**DATA FOR PROCESSING**

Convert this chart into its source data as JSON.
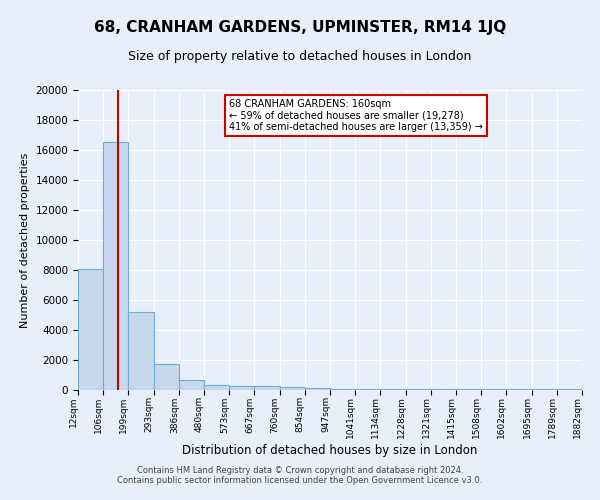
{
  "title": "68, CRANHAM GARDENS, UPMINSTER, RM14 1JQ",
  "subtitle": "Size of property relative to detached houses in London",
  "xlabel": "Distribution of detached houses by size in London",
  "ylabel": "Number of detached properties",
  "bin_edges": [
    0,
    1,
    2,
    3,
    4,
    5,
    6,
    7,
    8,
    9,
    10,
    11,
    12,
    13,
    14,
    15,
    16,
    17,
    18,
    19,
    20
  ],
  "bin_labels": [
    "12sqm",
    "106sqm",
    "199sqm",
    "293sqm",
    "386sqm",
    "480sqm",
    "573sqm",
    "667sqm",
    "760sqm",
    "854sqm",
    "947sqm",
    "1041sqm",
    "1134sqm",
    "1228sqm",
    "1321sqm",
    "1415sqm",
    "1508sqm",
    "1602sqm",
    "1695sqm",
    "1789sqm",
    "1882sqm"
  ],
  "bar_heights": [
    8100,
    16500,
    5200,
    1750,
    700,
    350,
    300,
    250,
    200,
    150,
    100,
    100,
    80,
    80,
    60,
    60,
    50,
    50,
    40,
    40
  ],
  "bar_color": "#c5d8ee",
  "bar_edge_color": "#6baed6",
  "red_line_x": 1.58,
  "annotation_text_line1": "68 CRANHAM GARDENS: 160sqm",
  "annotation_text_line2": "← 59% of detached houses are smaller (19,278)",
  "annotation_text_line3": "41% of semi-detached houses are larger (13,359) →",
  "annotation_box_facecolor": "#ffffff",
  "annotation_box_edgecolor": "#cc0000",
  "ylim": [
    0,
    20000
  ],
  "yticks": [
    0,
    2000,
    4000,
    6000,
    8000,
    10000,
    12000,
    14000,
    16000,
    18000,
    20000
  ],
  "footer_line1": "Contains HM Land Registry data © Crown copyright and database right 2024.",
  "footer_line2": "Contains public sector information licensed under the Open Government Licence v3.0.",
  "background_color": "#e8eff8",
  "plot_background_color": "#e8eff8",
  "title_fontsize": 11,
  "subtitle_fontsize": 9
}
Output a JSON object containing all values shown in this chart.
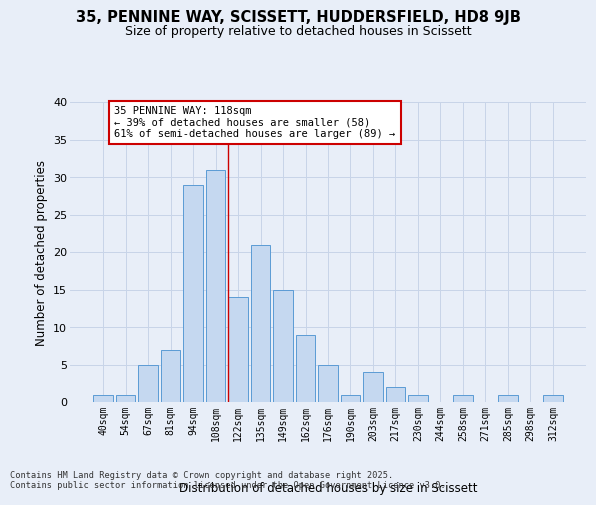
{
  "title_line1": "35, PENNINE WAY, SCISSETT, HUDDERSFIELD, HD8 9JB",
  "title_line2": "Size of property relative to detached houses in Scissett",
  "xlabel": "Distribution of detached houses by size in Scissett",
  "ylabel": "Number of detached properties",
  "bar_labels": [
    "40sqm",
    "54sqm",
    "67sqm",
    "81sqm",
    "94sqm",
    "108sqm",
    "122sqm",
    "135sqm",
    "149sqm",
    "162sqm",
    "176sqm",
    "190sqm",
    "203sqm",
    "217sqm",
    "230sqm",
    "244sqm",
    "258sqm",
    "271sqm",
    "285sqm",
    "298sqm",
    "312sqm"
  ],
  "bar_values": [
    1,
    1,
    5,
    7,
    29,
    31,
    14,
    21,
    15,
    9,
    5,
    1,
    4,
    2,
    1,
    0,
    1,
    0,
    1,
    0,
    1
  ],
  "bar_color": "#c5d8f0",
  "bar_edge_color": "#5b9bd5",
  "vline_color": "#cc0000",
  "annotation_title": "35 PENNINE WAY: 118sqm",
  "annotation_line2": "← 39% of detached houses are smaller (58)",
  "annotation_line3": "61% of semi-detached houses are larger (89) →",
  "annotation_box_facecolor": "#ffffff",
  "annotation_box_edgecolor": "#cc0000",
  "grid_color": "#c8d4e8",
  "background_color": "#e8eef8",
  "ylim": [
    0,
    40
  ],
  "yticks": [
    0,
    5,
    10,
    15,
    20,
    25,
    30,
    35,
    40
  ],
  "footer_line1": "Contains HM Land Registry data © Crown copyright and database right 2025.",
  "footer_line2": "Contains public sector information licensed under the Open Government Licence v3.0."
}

==

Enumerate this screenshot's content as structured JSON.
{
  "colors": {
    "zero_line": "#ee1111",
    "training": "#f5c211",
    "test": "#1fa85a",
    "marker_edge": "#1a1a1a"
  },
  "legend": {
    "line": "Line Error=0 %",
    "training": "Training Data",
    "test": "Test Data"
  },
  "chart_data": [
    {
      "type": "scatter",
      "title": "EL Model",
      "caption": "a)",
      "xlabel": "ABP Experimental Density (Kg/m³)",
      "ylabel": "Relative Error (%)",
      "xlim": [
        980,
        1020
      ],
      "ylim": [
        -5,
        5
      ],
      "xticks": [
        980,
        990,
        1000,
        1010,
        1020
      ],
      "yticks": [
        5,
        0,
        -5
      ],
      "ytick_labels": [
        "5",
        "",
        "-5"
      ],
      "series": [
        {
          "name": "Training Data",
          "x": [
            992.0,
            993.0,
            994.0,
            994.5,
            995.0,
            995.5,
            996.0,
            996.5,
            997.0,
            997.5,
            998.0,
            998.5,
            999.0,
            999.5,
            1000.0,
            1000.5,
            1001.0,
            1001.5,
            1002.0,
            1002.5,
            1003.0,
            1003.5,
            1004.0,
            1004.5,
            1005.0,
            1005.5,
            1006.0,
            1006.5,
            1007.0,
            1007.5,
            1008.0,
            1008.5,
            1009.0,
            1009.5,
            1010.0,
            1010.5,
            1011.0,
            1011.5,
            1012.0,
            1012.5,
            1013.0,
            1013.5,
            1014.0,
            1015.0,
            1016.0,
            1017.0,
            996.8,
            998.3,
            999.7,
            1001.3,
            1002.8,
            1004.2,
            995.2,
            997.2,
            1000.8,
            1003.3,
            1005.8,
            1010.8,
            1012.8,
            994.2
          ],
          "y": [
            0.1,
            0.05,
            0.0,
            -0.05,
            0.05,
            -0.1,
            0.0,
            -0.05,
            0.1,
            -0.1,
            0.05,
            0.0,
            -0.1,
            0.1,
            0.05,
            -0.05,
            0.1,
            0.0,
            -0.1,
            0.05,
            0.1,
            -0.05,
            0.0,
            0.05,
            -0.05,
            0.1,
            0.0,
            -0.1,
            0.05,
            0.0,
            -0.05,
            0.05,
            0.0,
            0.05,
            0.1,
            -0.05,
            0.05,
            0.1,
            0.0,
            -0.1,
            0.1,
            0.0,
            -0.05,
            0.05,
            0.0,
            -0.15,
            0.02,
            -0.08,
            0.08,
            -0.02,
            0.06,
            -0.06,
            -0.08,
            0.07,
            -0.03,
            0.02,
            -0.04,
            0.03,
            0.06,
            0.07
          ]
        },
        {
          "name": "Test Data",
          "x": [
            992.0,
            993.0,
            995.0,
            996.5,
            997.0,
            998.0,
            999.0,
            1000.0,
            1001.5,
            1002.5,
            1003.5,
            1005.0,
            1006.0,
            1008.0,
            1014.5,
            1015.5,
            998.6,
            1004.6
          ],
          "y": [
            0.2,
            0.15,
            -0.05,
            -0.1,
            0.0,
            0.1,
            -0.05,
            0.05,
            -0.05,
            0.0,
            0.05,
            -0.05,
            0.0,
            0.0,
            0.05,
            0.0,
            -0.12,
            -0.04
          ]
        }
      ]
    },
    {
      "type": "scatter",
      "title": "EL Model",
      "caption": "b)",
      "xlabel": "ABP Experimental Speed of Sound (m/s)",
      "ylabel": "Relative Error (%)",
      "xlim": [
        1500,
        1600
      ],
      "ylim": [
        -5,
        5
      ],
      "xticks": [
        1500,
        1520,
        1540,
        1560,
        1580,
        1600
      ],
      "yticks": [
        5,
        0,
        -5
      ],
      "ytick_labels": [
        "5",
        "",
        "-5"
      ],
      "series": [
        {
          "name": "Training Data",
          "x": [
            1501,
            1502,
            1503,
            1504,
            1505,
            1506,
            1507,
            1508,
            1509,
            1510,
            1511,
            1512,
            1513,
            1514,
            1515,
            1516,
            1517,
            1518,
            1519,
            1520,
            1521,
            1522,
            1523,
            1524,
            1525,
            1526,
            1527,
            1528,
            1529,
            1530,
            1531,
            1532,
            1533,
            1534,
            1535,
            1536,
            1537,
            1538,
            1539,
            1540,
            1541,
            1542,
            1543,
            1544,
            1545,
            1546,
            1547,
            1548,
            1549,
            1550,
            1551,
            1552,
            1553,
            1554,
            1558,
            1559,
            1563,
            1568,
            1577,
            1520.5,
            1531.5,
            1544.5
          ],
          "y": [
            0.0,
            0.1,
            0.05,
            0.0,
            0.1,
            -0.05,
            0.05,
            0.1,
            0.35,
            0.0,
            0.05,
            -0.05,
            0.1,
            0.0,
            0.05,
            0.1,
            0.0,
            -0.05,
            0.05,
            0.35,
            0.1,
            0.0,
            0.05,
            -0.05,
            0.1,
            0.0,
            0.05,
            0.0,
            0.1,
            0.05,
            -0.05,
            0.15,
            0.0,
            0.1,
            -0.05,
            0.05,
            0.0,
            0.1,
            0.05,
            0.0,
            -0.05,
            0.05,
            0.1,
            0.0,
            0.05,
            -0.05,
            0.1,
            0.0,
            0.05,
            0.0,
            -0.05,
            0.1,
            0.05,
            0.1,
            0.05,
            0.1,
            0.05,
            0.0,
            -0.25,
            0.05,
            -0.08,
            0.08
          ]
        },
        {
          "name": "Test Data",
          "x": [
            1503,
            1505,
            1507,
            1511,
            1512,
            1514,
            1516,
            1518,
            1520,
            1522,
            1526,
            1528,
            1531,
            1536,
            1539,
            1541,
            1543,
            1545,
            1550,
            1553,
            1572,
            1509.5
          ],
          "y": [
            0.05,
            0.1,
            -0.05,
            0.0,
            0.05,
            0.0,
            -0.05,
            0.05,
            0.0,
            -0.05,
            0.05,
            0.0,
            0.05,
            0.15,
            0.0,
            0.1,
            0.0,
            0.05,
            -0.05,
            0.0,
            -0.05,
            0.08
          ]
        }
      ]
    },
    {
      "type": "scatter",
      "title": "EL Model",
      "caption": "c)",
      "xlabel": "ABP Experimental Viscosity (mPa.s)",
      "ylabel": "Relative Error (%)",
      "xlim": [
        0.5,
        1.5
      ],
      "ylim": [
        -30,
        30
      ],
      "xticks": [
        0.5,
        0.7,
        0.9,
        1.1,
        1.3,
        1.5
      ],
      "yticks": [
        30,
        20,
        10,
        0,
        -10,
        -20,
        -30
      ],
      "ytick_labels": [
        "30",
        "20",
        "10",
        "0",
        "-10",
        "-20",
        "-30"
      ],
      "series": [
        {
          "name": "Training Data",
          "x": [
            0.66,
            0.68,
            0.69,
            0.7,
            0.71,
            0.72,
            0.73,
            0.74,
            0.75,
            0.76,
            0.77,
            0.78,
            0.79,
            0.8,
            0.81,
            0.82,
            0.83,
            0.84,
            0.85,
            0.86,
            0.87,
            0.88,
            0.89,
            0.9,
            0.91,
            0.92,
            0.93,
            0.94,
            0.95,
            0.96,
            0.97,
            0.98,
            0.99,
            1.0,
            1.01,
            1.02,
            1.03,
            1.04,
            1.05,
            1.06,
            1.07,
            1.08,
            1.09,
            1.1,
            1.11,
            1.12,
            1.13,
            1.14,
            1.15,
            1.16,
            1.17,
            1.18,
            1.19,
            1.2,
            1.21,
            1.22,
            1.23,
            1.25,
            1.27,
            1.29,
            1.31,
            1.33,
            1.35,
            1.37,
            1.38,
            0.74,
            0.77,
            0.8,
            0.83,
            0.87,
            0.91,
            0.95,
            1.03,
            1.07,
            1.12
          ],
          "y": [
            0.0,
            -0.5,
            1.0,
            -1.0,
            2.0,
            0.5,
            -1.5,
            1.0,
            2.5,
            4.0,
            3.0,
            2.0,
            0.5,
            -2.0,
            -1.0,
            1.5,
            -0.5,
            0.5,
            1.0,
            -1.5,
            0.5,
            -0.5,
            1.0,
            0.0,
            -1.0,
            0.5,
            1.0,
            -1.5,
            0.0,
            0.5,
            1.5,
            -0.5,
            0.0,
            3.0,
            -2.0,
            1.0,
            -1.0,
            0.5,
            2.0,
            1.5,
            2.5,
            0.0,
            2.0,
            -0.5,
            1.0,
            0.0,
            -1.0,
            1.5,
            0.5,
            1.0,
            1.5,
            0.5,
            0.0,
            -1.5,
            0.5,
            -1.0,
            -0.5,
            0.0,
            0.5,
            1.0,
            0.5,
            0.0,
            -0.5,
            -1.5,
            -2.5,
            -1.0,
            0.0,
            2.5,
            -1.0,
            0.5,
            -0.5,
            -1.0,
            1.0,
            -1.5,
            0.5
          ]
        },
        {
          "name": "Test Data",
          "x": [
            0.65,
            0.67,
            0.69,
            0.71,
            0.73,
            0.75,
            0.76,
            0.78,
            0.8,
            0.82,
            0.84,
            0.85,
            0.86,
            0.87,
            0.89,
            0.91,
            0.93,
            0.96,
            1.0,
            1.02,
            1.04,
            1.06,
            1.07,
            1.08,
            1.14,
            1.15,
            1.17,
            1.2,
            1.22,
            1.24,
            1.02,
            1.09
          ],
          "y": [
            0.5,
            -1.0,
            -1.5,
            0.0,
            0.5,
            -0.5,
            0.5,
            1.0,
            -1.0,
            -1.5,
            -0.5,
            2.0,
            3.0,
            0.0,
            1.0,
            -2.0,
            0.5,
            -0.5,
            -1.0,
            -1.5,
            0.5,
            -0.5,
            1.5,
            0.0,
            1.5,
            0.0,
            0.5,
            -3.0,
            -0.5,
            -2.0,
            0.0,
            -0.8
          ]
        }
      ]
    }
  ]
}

==

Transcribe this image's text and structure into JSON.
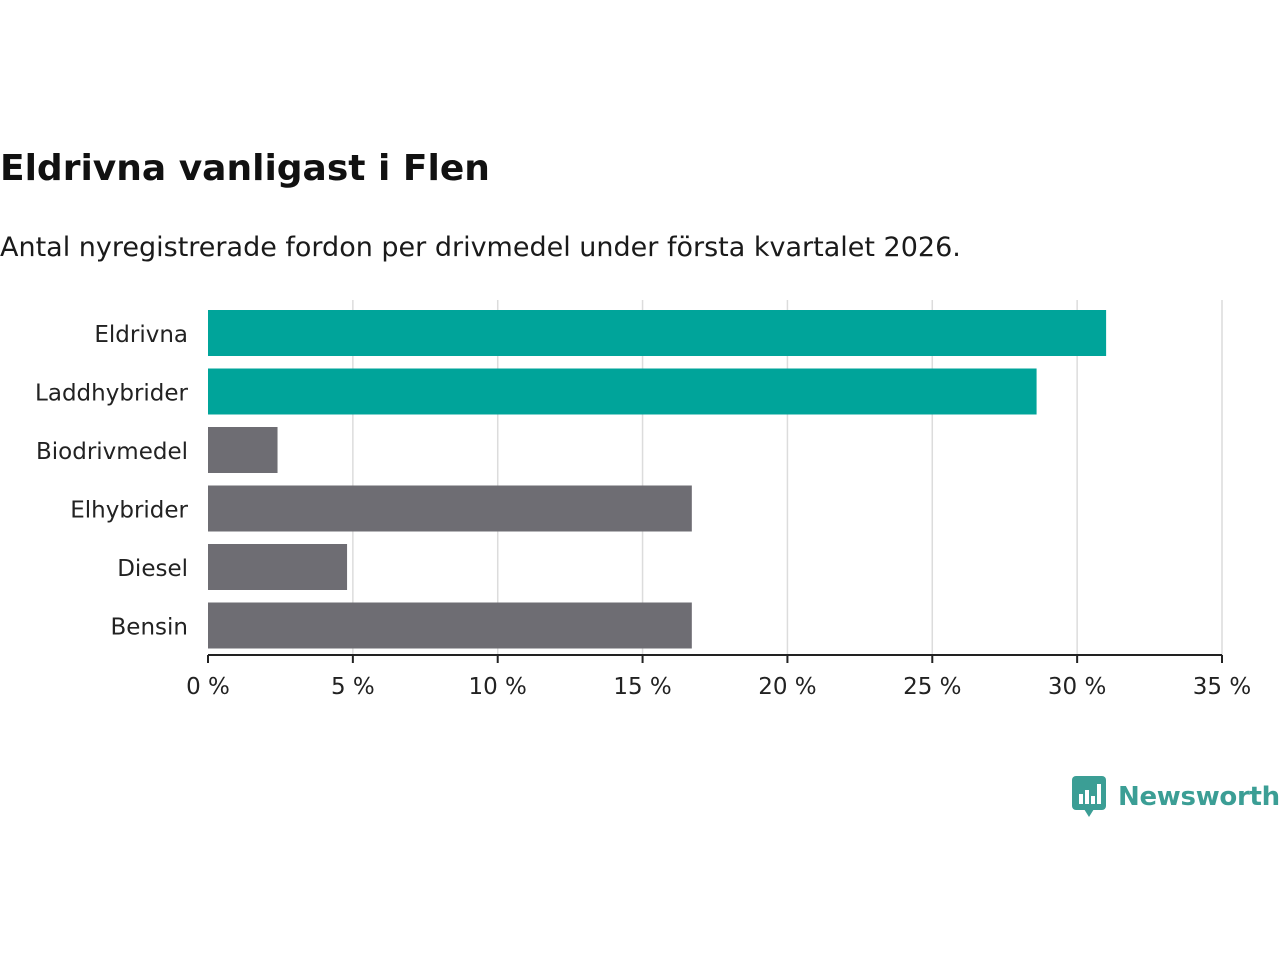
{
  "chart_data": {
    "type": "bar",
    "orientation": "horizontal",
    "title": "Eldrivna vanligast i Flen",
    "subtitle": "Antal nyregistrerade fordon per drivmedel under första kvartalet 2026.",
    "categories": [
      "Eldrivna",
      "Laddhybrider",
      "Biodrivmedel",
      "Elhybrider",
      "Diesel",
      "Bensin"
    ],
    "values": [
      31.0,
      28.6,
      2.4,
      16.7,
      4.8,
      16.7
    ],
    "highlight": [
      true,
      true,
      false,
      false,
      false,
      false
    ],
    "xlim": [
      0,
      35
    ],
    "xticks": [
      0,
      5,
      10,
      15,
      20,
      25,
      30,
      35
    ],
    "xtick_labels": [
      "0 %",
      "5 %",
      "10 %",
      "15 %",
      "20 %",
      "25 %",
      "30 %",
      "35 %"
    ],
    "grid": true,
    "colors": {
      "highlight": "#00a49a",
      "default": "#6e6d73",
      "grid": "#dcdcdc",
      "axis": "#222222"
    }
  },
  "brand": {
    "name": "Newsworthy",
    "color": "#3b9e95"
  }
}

**GOAL**
Count each line where the string "under" occurs, and write only the number.

**FINAL RESULT**
3